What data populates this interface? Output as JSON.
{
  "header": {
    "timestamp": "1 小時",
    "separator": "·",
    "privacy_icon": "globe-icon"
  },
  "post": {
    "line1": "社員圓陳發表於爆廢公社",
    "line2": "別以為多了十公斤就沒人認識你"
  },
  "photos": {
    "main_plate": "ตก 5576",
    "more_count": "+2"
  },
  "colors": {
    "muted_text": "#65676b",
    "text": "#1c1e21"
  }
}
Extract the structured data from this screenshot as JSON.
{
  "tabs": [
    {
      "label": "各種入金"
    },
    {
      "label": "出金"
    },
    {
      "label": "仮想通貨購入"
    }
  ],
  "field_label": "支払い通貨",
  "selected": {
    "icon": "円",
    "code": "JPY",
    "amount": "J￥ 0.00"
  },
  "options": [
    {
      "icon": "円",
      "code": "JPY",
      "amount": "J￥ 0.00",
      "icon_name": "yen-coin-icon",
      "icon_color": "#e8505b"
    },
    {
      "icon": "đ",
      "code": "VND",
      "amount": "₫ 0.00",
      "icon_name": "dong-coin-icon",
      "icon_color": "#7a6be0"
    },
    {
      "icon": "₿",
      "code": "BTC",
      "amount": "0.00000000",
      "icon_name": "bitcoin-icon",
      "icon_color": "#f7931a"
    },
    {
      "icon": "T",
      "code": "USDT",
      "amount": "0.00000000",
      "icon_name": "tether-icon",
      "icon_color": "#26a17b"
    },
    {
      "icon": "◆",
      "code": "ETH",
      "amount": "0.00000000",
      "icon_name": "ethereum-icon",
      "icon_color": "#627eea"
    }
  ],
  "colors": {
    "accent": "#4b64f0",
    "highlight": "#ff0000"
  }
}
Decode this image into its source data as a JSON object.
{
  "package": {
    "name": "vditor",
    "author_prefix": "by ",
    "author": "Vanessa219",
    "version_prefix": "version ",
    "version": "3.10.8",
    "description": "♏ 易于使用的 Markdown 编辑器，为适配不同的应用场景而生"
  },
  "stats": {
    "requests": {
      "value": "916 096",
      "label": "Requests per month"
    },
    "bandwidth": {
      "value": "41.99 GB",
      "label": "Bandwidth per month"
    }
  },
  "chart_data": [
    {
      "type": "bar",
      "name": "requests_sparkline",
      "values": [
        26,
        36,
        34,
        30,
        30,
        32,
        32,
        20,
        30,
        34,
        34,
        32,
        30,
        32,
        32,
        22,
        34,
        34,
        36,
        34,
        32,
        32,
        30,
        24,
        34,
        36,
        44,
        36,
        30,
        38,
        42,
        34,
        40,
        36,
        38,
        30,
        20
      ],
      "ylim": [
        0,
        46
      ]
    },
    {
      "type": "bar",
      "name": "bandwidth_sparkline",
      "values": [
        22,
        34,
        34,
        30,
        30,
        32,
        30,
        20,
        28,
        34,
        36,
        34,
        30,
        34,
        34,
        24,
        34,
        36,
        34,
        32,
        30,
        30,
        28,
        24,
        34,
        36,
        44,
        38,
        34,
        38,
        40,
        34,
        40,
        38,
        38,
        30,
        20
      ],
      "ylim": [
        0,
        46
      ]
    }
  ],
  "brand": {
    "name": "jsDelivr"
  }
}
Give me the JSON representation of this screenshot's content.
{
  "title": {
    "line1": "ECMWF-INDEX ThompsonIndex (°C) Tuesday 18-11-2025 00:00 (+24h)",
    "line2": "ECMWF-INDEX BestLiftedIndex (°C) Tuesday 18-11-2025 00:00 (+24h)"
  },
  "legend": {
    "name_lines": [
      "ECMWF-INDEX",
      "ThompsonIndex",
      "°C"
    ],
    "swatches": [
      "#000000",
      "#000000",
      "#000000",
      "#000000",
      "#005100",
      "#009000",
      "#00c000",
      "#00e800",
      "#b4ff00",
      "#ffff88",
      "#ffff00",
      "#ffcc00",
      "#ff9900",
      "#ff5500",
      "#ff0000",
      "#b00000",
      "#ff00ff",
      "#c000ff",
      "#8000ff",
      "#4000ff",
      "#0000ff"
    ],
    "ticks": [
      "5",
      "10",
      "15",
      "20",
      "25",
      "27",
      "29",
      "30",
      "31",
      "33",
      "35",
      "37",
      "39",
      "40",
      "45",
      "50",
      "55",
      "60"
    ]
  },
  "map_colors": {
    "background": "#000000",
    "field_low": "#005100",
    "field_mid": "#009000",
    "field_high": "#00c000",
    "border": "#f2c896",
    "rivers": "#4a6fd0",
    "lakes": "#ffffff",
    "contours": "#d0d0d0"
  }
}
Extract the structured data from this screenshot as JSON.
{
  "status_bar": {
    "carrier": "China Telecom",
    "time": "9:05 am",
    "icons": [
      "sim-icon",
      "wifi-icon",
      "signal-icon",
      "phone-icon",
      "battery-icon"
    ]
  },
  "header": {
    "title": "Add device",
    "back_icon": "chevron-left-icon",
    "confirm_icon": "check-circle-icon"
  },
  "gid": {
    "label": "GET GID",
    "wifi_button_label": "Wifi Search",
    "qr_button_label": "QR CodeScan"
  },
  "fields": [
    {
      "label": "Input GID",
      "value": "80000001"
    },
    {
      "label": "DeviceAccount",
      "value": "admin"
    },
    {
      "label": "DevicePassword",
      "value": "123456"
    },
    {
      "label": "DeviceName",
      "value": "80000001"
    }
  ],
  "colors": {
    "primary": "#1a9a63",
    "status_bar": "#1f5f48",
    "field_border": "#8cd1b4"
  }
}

_ _ _

Copy the data above in full, character for character.

▸ **SOLUTION TO THIS PROBLEM**:
What data populates this interface? Output as JSON.
{
  "header": {
    "timestamp": "1 小時",
    "separator": "·",
    "privacy_icon": "globe-icon"
  },
  "post": {
    "line1": "社員圓陳發表於爆廢公社",
    "line2": "別以為多了十公斤就沒人認識你"
  },
  "photos": {
    "main_plate": "ตก 5576",
    "more_count": "+2"
  },
  "colors": {
    "muted_text": "#65676b",
    "text": "#1c1e21"
  }
}
Extract the structured data from this screenshot as JSON.
{
  "tabs": [
    {
      "label": "各種入金"
    },
    {
      "label": "出金"
    },
    {
      "label": "仮想通貨購入"
    }
  ],
  "field_label": "支払い通貨",
  "selected": {
    "icon": "円",
    "code": "JPY",
    "amount": "J￥ 0.00"
  },
  "options": [
    {
      "icon": "円",
      "code": "JPY",
      "amount": "J￥ 0.00",
      "icon_name": "yen-coin-icon",
      "icon_color": "#e8505b"
    },
    {
      "icon": "đ",
      "code": "VND",
      "amount": "₫ 0.00",
      "icon_name": "dong-coin-icon",
      "icon_color": "#7a6be0"
    },
    {
      "icon": "₿",
      "code": "BTC",
      "amount": "0.00000000",
      "icon_name": "bitcoin-icon",
      "icon_color": "#f7931a"
    },
    {
      "icon": "T",
      "code": "USDT",
      "amount": "0.00000000",
      "icon_name": "tether-icon",
      "icon_color": "#26a17b"
    },
    {
      "icon": "◆",
      "code": "ETH",
      "amount": "0.00000000",
      "icon_name": "ethereum-icon",
      "icon_color": "#627eea"
    }
  ],
  "colors": {
    "accent": "#4b64f0",
    "highlight": "#ff0000"
  }
}
Decode this image into its source data as a JSON object.
{
  "package": {
    "name": "vditor",
    "author_prefix": "by ",
    "author": "Vanessa219",
    "version_prefix": "version ",
    "version": "3.10.8",
    "description": "♏ 易于使用的 Markdown 编辑器，为适配不同的应用场景而生"
  },
  "stats": {
    "requests": {
      "value": "916 096",
      "label": "Requests per month"
    },
    "bandwidth": {
      "value": "41.99 GB",
      "label": "Bandwidth per month"
    }
  },
  "chart_data": [
    {
      "type": "bar",
      "name": "requests_sparkline",
      "values": [
        26,
        36,
        34,
        30,
        30,
        32,
        32,
        20,
        30,
        34,
        34,
        32,
        30,
        32,
        32,
        22,
        34,
        34,
        36,
        34,
        32,
        32,
        30,
        24,
        34,
        36,
        44,
        36,
        30,
        38,
        42,
        34,
        40,
        36,
        38,
        30,
        20
      ],
      "ylim": [
        0,
        46
      ]
    },
    {
      "type": "bar",
      "name": "bandwidth_sparkline",
      "values": [
        22,
        34,
        34,
        30,
        30,
        32,
        30,
        20,
        28,
        34,
        36,
        34,
        30,
        34,
        34,
        24,
        34,
        36,
        34,
        32,
        30,
        30,
        28,
        24,
        34,
        36,
        44,
        38,
        34,
        38,
        40,
        34,
        40,
        38,
        38,
        30,
        20
      ],
      "ylim": [
        0,
        46
      ]
    }
  ],
  "brand": {
    "name": "jsDelivr"
  }
}
Give me the JSON representation of this screenshot's content.
{
  "title": {
    "line1": "ECMWF-INDEX ThompsonIndex (°C) Tuesday 18-11-2025 00:00 (+24h)",
    "line2": "ECMWF-INDEX BestLiftedIndex (°C) Tuesday 18-11-2025 00:00 (+24h)"
  },
  "legend": {
    "name_lines": [
      "ECMWF-INDEX",
      "ThompsonIndex",
      "°C"
    ],
    "swatches": [
      "#000000",
      "#000000",
      "#000000",
      "#000000",
      "#005100",
      "#009000",
      "#00c000",
      "#00e800",
      "#b4ff00",
      "#ffff88",
      "#ffff00",
      "#ffcc00",
      "#ff9900",
      "#ff5500",
      "#ff0000",
      "#b00000",
      "#ff00ff",
      "#c000ff",
      "#8000ff",
      "#4000ff",
      "#0000ff"
    ],
    "ticks": [
      "5",
      "10",
      "15",
      "20",
      "25",
      "27",
      "29",
      "30",
      "31",
      "33",
      "35",
      "37",
      "39",
      "40",
      "45",
      "50",
      "55",
      "60"
    ]
  },
  "map_colors": {
    "background": "#000000",
    "field_low": "#005100",
    "field_mid": "#009000",
    "field_high": "#00c000",
    "border": "#f2c896",
    "rivers": "#4a6fd0",
    "lakes": "#ffffff",
    "contours": "#d0d0d0"
  }
}
Extract the structured data from this screenshot as JSON.
{
  "status_bar": {
    "carrier": "China Telecom",
    "time": "9:05 am",
    "icons": [
      "sim-icon",
      "wifi-icon",
      "signal-icon",
      "phone-icon",
      "battery-icon"
    ]
  },
  "header": {
    "title": "Add device",
    "back_icon": "chevron-left-icon",
    "confirm_icon": "check-circle-icon"
  },
  "gid": {
    "label": "GET GID",
    "wifi_button_label": "Wifi Search",
    "qr_button_label": "QR CodeScan"
  },
  "fields": [
    {
      "label": "Input GID",
      "value": "80000001"
    },
    {
      "label": "DeviceAccount",
      "value": "admin"
    },
    {
      "label": "DevicePassword",
      "value": "123456"
    },
    {
      "label": "DeviceName",
      "value": "80000001"
    }
  ],
  "colors": {
    "primary": "#1a9a63",
    "status_bar": "#1f5f48",
    "field_border": "#8cd1b4"
  }
}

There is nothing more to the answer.